:: Work required ::
Copy each line that holds "ffffff".

:: Data for processing ::
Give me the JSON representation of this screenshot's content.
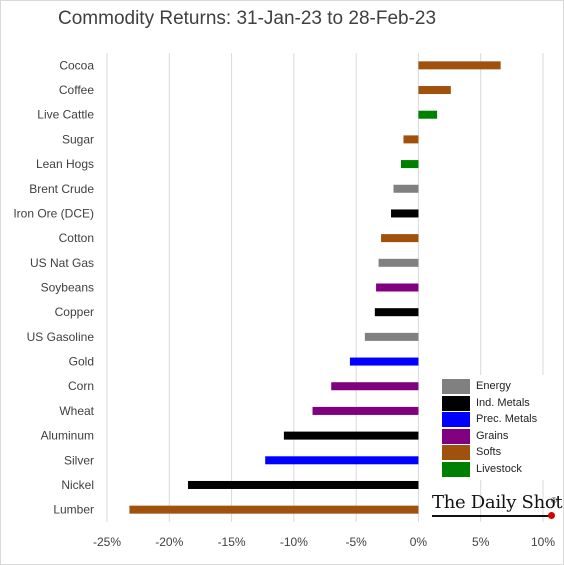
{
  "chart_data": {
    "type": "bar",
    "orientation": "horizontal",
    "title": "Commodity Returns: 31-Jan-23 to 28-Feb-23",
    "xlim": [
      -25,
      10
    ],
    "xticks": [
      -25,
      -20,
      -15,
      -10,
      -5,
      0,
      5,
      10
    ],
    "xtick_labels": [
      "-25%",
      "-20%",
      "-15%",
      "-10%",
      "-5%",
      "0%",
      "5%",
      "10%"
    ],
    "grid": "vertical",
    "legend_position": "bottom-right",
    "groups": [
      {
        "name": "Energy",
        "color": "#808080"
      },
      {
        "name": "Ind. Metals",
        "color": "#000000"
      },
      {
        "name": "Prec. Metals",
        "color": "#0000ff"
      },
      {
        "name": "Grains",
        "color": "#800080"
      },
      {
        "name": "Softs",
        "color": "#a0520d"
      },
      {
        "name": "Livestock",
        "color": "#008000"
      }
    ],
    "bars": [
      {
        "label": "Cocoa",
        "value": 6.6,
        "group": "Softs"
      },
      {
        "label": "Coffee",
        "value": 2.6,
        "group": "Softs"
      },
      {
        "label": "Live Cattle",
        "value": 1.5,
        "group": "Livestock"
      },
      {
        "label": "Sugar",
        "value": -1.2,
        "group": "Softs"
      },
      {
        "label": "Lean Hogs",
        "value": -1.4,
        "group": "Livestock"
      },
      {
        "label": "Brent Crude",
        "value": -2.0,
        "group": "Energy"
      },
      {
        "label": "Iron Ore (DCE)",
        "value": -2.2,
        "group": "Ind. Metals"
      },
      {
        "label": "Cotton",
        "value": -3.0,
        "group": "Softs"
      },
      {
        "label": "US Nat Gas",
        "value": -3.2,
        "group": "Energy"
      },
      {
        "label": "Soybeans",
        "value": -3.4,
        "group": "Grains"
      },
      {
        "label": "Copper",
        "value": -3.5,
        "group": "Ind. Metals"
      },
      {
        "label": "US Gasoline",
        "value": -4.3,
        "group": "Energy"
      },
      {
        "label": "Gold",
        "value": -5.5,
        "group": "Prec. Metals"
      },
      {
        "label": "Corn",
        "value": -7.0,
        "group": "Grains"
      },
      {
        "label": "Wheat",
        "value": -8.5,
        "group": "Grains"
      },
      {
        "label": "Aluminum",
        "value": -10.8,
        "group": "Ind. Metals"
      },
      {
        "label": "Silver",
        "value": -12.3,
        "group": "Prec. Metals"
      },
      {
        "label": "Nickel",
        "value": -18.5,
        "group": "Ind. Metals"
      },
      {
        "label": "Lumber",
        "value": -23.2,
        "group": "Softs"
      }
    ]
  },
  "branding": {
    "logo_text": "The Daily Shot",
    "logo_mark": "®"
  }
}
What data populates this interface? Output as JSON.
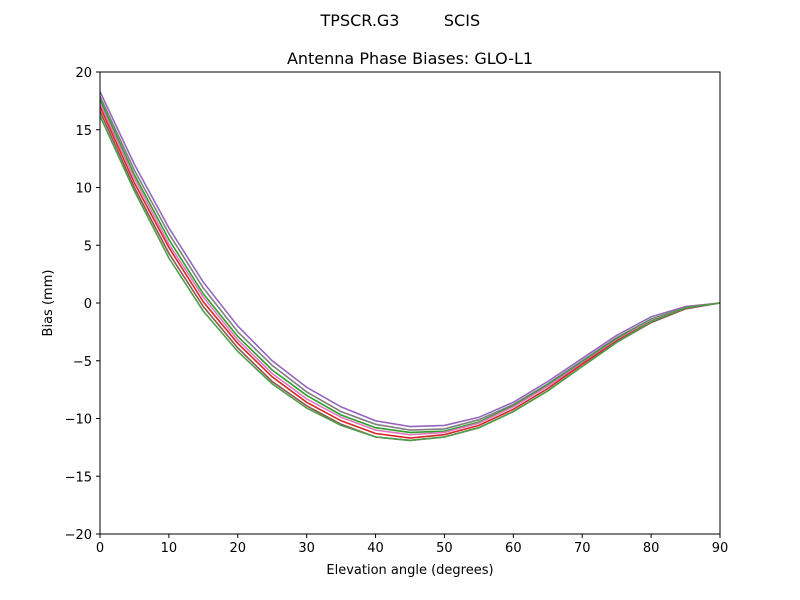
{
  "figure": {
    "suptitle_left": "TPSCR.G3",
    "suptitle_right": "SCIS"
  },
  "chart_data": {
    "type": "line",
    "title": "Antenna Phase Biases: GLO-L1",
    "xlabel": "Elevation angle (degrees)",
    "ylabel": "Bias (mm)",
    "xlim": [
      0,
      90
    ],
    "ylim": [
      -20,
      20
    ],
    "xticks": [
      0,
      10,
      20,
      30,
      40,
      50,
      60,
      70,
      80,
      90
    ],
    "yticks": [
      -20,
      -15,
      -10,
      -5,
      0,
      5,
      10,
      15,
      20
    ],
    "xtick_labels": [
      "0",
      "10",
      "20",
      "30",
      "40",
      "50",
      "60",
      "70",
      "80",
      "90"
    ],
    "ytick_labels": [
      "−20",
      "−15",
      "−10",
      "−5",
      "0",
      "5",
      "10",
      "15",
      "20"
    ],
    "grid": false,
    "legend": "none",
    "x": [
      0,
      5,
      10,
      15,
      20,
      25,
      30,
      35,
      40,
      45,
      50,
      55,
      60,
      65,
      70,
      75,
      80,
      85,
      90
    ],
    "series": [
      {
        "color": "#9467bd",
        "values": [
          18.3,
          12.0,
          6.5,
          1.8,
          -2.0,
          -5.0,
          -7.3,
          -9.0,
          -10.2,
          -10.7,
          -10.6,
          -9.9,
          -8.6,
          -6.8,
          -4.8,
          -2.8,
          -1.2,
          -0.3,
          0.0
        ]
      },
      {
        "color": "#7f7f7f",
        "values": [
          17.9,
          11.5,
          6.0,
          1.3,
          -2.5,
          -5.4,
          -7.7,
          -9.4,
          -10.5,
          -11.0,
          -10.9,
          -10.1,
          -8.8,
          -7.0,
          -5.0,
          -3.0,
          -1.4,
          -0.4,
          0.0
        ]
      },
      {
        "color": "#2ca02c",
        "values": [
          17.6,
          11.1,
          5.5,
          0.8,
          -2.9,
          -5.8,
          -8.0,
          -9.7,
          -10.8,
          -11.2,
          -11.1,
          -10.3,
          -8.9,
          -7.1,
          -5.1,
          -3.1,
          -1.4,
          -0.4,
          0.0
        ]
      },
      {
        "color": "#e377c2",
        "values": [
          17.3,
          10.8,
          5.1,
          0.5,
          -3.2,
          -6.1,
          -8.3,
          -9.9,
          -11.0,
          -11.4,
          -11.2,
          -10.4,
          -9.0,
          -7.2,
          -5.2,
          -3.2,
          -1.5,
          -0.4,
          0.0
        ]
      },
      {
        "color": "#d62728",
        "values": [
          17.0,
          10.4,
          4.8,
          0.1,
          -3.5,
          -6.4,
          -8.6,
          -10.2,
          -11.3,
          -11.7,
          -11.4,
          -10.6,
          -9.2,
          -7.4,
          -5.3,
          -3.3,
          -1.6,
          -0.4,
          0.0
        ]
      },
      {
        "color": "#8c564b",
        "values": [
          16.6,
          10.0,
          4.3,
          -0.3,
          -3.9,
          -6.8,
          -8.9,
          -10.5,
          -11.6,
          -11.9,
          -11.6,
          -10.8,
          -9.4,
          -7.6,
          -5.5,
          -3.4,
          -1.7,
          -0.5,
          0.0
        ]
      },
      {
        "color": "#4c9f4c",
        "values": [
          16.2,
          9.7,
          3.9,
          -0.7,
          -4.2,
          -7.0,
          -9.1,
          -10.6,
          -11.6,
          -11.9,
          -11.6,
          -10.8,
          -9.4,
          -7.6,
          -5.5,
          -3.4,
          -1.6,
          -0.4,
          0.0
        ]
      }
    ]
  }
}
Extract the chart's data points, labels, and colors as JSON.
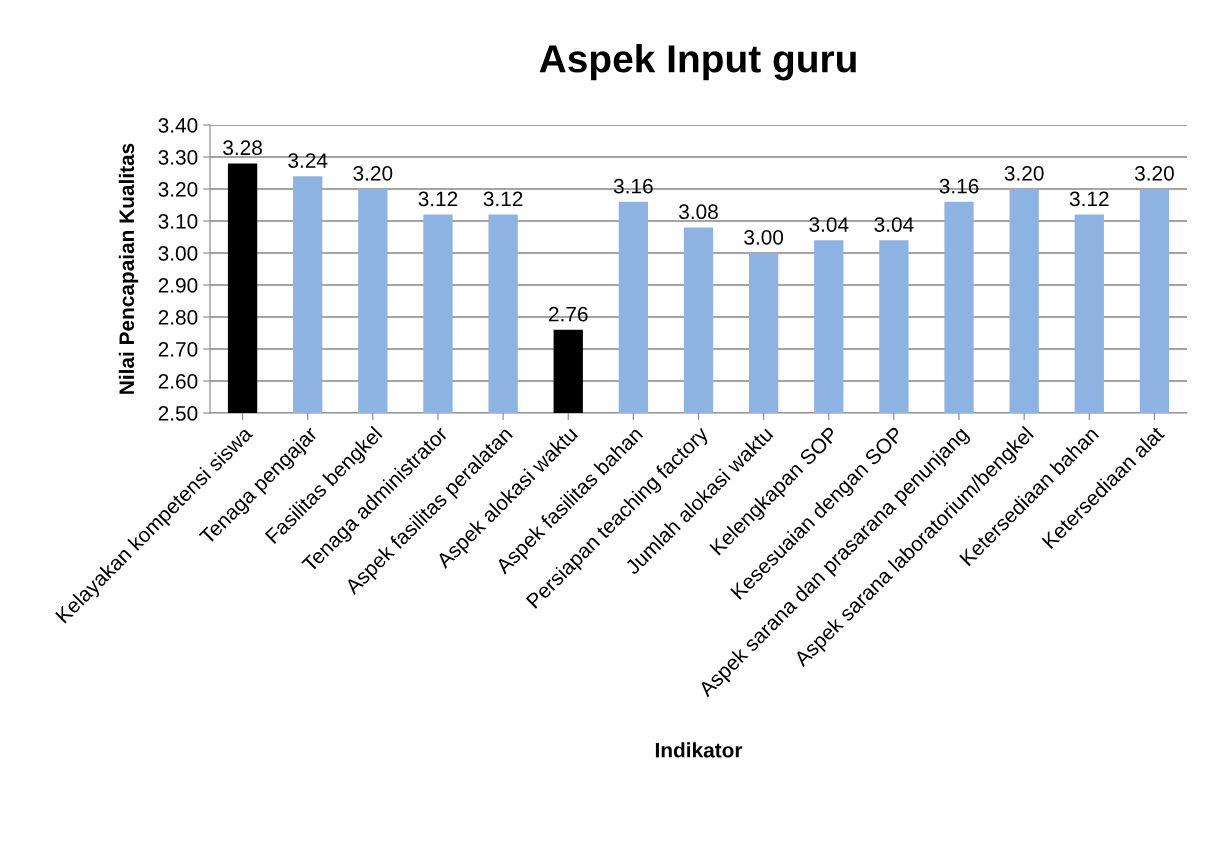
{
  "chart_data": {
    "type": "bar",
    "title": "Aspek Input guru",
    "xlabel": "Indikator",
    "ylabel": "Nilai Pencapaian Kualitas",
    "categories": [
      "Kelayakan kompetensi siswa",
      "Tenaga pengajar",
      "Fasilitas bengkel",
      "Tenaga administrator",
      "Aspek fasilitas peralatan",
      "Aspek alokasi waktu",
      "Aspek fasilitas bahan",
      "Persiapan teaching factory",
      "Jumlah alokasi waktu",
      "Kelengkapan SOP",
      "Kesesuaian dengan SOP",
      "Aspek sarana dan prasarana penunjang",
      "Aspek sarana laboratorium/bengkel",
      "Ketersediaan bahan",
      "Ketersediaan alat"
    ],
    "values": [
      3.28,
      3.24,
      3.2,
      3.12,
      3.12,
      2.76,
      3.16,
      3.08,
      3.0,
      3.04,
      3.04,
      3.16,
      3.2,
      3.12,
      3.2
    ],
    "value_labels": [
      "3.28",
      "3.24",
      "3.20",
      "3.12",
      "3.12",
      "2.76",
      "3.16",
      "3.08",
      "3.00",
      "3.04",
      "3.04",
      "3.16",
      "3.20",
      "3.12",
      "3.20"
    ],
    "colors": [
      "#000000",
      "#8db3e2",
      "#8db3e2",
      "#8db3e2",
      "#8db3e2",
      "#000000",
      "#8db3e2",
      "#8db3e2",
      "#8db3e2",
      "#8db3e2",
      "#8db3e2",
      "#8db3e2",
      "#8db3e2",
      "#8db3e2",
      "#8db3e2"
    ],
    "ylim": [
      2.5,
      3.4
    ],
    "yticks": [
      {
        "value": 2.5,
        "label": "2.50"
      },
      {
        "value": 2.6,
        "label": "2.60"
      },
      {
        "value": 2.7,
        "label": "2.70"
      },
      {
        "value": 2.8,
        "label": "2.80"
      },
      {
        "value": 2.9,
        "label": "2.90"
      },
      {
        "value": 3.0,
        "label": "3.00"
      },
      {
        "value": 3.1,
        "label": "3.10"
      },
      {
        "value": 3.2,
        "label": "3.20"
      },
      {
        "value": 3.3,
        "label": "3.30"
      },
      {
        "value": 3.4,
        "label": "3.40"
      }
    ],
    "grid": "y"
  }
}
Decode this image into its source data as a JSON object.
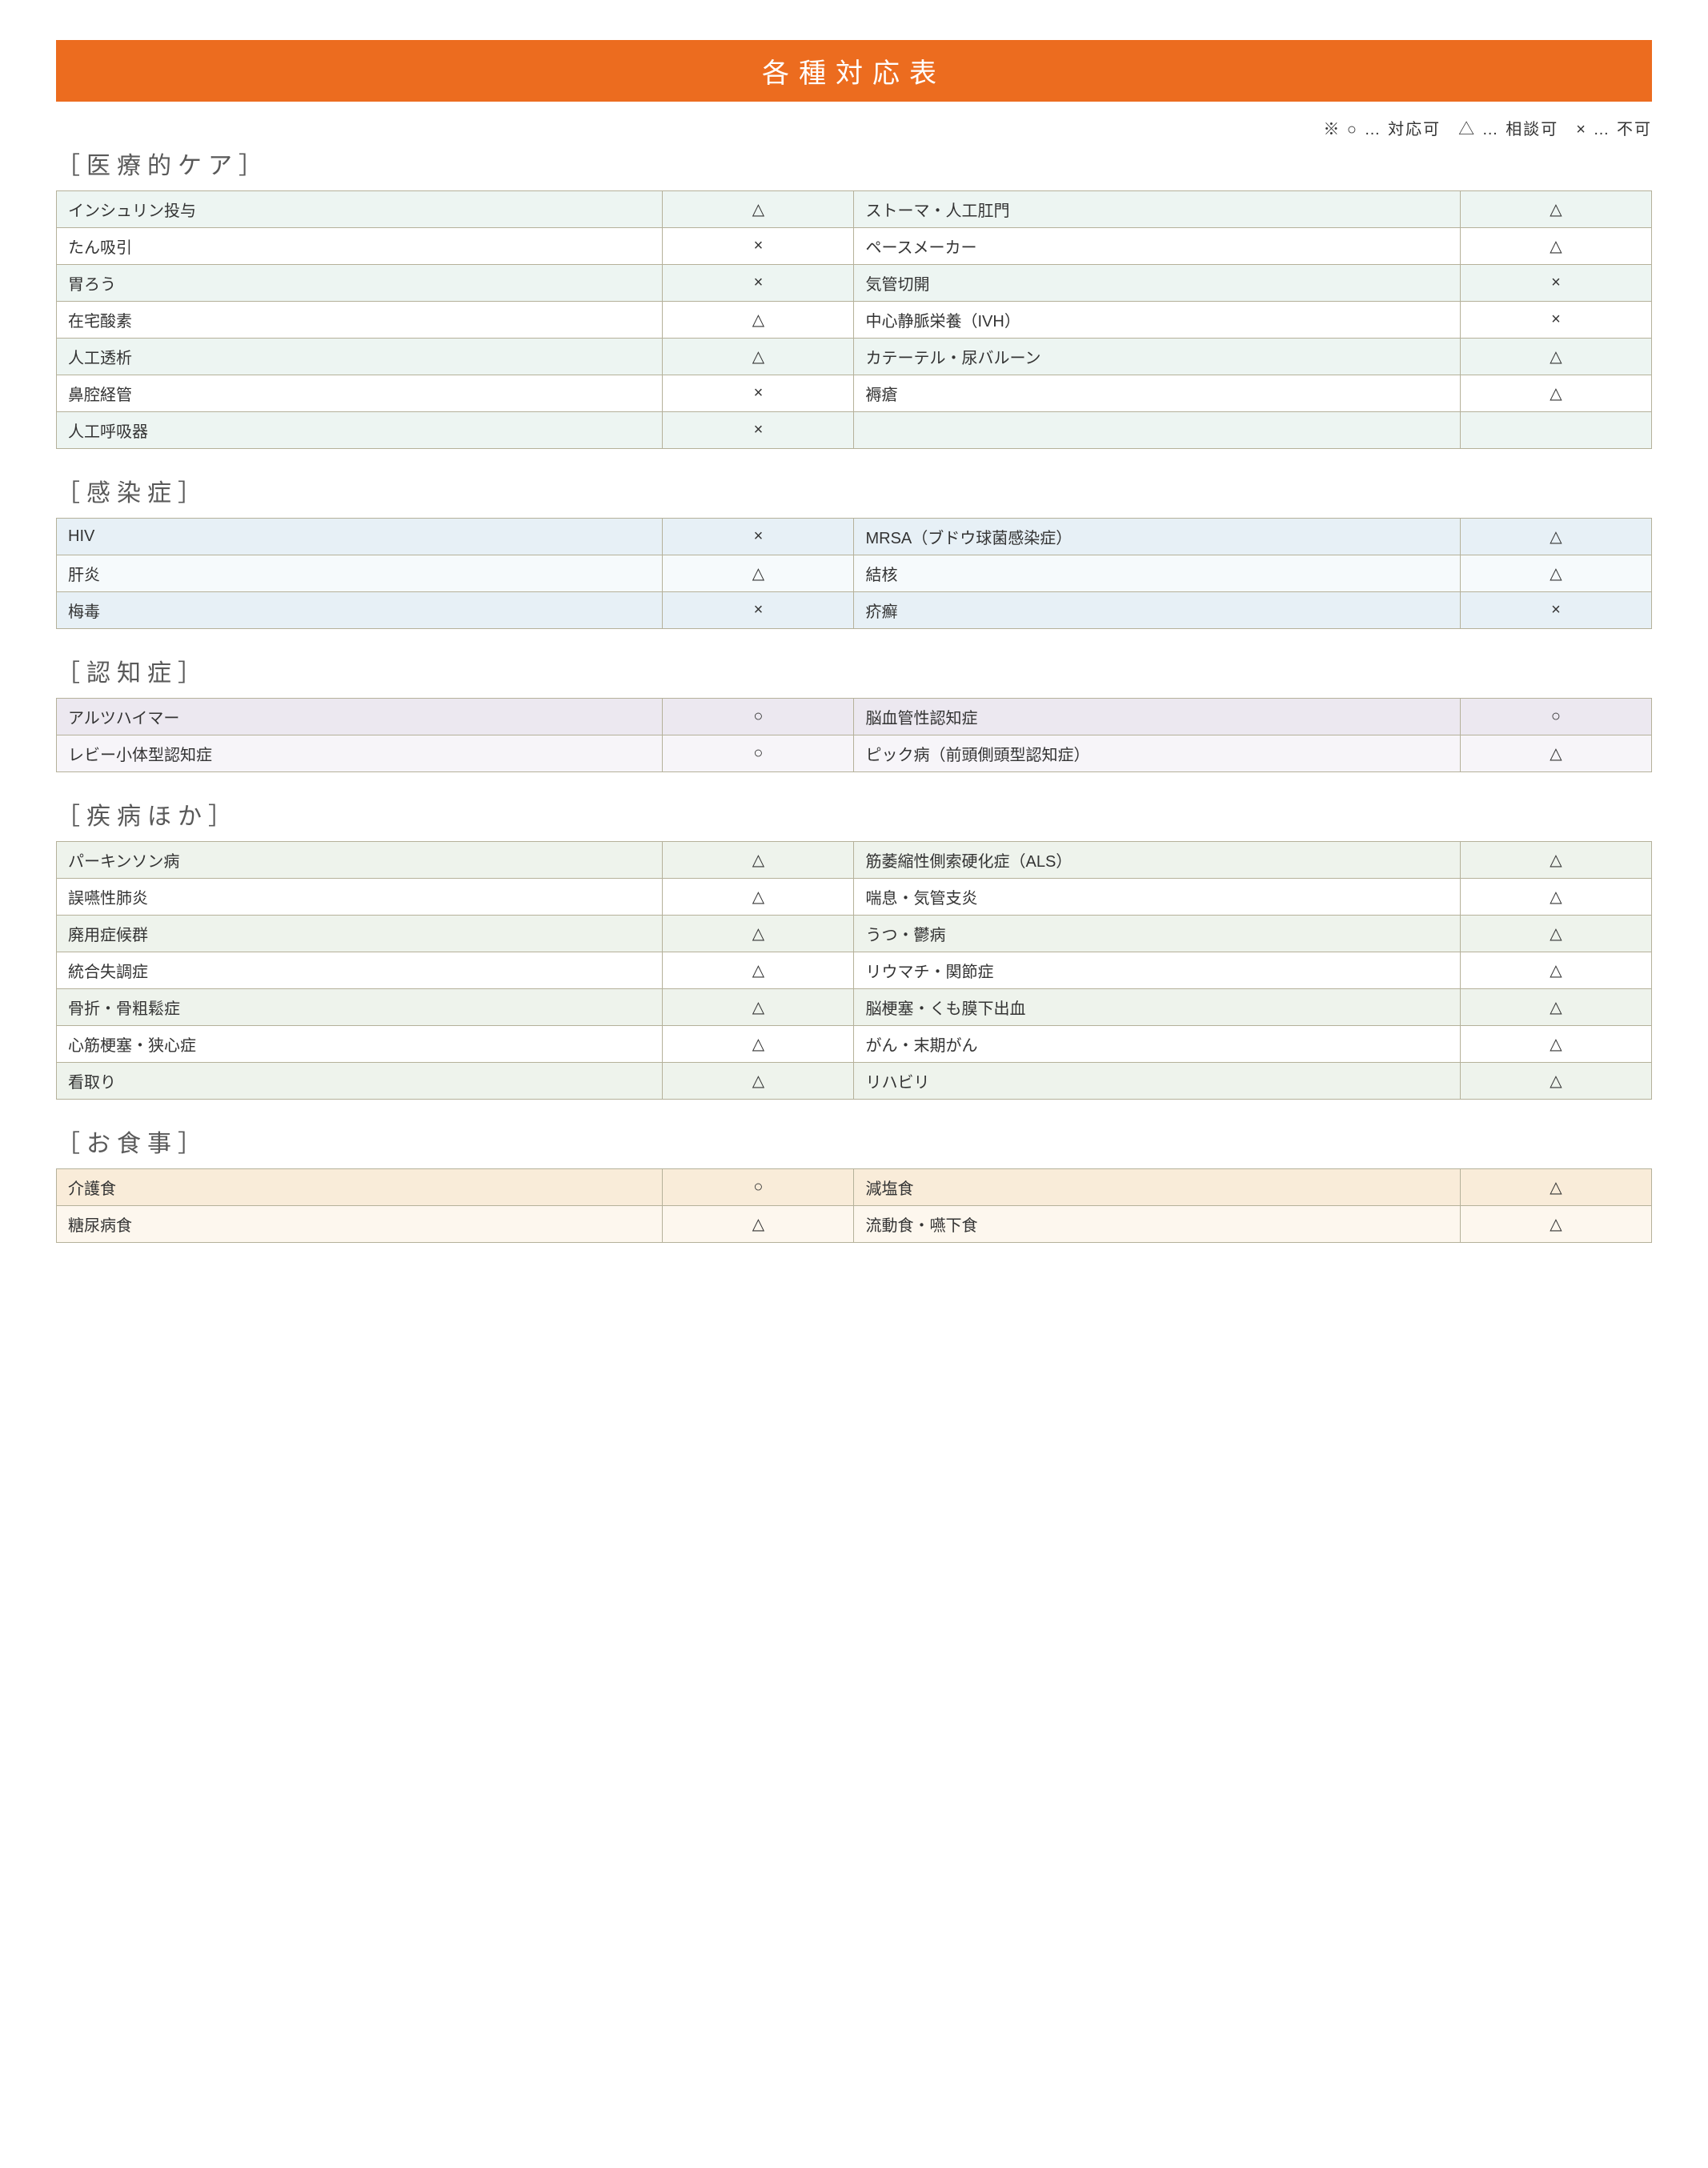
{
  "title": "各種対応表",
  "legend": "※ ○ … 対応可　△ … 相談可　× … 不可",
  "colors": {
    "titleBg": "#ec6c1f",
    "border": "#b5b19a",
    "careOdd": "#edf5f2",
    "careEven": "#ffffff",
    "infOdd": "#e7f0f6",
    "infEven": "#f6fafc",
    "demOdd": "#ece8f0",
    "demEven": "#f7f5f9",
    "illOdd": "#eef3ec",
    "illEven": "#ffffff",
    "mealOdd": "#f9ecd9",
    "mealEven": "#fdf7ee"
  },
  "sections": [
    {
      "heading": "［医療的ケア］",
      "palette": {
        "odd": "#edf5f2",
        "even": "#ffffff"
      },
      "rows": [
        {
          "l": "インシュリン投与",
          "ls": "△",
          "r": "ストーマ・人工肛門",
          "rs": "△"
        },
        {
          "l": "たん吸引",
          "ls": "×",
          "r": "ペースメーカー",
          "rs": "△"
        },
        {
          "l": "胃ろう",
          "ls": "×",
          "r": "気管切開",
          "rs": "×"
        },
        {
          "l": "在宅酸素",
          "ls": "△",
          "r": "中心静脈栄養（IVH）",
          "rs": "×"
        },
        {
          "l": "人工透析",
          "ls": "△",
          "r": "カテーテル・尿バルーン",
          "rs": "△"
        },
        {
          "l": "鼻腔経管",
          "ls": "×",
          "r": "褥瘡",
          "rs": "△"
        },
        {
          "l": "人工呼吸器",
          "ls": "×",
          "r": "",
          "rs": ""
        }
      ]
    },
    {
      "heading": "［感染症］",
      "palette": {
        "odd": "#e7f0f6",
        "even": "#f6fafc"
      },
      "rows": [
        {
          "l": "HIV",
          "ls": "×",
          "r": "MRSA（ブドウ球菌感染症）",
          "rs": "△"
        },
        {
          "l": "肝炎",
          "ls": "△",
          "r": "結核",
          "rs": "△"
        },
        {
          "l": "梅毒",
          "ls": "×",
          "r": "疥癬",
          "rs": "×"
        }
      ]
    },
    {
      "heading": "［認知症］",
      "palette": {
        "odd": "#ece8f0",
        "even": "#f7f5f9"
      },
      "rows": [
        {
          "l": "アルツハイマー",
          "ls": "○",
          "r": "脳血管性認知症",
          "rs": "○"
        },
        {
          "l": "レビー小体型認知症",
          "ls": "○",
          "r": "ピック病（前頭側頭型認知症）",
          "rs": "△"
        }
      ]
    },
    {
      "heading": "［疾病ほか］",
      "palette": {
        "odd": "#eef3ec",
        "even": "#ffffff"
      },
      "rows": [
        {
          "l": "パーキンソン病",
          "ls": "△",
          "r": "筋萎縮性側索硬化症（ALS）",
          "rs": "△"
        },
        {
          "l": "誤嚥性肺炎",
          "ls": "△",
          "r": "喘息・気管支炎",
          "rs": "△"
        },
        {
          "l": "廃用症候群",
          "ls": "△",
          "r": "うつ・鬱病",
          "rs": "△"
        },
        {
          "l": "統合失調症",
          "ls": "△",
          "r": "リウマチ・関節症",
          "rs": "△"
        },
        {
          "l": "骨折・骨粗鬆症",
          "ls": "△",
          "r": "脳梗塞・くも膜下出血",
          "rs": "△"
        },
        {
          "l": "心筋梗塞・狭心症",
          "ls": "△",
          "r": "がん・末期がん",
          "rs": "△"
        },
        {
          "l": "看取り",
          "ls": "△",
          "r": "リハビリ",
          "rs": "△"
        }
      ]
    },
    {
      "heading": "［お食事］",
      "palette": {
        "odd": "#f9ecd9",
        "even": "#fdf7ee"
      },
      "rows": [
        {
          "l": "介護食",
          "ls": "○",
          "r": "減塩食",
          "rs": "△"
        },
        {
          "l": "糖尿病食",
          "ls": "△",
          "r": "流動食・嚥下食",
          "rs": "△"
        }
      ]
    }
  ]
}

:: Exercise answer ::
    "careEven": "#ffffff",
    "illEven": "#ffffff",
        "even": "#ffffff"
        "even": "#ffffff"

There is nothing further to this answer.